• _EXERCISE INSTRUCTIONS_
Extract each line containing the string "Liste".

• _SUPPLIED ENTRIES_
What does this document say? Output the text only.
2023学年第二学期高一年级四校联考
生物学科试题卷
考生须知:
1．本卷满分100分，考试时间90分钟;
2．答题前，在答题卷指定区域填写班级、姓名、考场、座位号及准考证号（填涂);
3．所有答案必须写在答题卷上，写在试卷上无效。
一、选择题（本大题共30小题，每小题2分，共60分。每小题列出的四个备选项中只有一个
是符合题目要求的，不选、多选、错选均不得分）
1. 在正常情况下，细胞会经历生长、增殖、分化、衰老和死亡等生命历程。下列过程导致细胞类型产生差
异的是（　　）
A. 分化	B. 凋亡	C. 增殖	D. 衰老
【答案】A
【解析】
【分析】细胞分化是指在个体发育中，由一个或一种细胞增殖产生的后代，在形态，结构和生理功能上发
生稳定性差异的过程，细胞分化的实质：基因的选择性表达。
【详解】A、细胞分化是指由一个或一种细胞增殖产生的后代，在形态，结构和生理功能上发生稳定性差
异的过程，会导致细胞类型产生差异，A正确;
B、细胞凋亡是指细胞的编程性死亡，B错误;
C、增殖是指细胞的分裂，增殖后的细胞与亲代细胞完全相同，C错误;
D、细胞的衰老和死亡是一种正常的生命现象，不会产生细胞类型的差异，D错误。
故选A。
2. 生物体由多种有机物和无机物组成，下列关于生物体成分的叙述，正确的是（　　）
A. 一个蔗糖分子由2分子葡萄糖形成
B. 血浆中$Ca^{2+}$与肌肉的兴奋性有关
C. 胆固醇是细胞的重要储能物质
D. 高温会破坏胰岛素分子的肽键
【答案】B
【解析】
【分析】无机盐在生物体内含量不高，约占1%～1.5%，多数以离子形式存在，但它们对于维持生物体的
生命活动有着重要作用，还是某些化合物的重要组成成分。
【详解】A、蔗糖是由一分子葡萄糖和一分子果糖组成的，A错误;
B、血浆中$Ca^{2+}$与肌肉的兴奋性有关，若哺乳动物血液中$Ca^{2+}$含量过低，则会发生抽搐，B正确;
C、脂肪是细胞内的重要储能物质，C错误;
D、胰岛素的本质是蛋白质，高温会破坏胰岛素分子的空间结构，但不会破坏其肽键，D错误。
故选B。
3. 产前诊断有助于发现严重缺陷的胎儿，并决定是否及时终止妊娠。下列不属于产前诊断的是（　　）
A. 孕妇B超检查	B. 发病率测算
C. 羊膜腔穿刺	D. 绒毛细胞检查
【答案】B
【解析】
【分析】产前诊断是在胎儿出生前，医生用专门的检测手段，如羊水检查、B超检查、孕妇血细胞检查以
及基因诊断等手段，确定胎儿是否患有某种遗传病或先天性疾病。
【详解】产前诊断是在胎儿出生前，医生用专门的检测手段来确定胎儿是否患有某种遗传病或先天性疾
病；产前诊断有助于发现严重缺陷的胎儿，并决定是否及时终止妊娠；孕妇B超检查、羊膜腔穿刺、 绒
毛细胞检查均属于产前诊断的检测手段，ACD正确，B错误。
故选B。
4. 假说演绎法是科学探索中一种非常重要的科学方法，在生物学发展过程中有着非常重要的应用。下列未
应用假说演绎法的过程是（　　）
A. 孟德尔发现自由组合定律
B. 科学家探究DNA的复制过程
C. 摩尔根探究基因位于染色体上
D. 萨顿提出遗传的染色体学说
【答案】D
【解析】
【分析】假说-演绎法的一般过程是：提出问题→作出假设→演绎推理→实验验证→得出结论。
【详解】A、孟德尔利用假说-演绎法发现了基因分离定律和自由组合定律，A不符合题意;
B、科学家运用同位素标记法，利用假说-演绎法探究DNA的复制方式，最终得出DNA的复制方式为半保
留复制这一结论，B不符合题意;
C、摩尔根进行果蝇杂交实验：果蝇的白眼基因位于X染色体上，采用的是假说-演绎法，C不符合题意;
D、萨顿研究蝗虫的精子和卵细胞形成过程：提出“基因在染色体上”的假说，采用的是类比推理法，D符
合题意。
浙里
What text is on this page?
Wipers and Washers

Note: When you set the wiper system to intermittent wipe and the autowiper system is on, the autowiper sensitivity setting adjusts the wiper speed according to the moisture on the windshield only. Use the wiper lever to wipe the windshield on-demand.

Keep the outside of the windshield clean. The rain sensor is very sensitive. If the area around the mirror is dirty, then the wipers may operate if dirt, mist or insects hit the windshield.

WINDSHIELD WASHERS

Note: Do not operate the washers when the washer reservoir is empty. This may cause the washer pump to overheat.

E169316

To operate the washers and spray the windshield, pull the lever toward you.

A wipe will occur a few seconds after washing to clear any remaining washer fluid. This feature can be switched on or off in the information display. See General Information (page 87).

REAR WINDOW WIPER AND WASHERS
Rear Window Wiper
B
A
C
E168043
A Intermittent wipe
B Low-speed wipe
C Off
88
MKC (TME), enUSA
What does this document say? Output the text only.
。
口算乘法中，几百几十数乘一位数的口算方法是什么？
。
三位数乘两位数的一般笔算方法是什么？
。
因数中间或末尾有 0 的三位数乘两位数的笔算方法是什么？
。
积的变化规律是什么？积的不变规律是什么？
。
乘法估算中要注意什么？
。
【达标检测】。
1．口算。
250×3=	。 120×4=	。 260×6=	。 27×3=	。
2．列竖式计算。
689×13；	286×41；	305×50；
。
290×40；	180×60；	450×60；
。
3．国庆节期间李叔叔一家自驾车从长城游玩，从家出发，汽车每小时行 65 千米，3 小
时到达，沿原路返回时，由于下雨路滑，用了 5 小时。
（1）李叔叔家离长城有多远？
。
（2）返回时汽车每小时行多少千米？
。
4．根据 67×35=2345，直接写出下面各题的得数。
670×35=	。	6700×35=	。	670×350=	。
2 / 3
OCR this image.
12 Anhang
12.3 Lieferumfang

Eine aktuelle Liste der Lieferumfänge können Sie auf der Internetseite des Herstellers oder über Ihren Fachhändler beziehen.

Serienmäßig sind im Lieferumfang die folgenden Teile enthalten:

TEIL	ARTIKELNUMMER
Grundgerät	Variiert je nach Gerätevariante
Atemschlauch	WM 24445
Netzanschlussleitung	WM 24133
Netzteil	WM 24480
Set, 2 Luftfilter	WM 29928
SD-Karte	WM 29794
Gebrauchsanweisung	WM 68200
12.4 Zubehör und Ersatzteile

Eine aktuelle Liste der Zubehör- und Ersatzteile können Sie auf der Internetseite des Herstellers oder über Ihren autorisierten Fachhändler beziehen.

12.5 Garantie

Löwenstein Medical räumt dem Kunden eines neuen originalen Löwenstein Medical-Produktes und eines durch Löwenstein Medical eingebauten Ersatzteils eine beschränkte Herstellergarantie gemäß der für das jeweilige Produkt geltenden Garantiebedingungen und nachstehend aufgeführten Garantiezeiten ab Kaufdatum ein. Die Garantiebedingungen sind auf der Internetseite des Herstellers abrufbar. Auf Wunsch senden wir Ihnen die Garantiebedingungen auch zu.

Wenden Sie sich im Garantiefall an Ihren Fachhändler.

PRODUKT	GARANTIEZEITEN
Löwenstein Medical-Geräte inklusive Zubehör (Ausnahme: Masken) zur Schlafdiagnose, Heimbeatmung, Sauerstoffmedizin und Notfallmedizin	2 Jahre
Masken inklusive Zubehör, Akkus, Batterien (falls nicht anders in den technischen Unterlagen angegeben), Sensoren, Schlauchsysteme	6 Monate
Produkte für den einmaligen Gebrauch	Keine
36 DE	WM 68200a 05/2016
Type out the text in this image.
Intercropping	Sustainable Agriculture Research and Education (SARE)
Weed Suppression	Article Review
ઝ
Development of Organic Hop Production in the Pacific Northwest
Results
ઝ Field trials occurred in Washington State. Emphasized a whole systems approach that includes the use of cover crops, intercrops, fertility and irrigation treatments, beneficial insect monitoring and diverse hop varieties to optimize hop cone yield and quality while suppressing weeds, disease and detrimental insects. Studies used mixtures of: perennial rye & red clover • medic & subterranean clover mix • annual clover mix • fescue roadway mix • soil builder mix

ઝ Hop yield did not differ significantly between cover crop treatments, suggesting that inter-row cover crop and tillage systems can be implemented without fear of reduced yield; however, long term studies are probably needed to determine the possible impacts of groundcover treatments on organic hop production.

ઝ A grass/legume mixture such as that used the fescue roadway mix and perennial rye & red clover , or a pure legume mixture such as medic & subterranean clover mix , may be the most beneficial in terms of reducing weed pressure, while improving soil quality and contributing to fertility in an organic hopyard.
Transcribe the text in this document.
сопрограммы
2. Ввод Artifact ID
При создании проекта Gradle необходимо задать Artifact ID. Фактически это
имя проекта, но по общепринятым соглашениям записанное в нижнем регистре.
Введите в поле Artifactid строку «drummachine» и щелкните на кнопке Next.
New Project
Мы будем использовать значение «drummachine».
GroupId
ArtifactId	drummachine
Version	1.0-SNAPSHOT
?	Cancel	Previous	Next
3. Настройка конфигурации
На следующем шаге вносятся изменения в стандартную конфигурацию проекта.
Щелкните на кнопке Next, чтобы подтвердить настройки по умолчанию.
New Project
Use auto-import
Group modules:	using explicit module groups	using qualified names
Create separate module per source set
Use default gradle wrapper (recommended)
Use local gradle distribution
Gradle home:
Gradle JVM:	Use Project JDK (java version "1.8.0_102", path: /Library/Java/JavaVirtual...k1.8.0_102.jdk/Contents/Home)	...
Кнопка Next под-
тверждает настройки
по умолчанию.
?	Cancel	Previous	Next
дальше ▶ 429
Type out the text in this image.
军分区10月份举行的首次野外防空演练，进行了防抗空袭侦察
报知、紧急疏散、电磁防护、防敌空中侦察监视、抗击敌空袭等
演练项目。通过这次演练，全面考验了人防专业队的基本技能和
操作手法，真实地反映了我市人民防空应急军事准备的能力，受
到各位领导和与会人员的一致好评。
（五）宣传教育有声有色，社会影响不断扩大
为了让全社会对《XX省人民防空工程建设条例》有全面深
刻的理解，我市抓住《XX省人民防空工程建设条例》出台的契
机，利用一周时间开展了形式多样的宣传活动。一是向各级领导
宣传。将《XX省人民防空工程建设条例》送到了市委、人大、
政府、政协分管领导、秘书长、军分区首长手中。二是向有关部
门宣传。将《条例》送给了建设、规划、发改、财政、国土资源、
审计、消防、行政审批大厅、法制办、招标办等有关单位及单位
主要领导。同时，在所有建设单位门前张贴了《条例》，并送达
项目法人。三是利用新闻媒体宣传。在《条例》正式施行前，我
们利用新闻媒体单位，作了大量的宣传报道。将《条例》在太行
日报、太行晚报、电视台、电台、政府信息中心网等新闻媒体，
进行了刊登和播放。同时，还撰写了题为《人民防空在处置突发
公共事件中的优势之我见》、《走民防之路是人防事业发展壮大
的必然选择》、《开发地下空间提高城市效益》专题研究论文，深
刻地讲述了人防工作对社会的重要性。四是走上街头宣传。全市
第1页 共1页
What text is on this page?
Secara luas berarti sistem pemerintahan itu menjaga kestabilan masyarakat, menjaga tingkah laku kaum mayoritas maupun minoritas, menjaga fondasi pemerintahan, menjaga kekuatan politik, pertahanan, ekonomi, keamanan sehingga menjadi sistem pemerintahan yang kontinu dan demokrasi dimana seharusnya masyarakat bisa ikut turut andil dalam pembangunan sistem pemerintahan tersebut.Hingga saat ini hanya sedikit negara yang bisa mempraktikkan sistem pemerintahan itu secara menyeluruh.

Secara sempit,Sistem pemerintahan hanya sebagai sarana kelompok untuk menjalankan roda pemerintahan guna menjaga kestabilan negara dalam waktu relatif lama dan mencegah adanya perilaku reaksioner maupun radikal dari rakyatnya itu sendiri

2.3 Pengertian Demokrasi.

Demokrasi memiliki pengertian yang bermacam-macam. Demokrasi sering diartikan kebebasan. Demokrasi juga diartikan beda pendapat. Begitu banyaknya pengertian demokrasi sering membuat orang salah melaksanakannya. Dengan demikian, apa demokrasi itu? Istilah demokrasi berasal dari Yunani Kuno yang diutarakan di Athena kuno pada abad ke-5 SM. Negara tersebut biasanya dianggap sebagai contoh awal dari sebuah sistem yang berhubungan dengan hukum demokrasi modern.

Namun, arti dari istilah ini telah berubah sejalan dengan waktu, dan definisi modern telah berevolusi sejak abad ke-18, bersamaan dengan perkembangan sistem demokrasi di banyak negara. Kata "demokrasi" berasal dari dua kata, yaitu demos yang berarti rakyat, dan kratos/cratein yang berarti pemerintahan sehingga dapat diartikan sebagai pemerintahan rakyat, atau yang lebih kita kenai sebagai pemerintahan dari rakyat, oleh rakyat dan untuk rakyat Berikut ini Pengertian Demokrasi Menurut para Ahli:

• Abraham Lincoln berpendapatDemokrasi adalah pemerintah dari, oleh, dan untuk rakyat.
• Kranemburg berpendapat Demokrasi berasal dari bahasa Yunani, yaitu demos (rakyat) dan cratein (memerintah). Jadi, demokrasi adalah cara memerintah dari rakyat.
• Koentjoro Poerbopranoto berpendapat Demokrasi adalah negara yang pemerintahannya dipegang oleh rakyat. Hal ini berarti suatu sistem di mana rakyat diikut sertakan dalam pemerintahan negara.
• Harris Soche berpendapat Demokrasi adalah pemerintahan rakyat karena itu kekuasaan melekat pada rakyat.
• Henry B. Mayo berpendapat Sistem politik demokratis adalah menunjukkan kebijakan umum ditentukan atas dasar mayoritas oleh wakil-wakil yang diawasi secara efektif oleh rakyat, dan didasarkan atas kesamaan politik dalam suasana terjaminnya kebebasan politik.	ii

• _RESULT_
Eine aktuelle Liste der Lieferumfänge können Sie auf der Internetseite des Herstellers oder über Ihren Fachhändler beziehen.
Eine aktuelle Liste der Zubehör- und Ersatzteile können Sie auf der Internetseite des Herstellers oder über Ihren autorisierten Fachhändler beziehen.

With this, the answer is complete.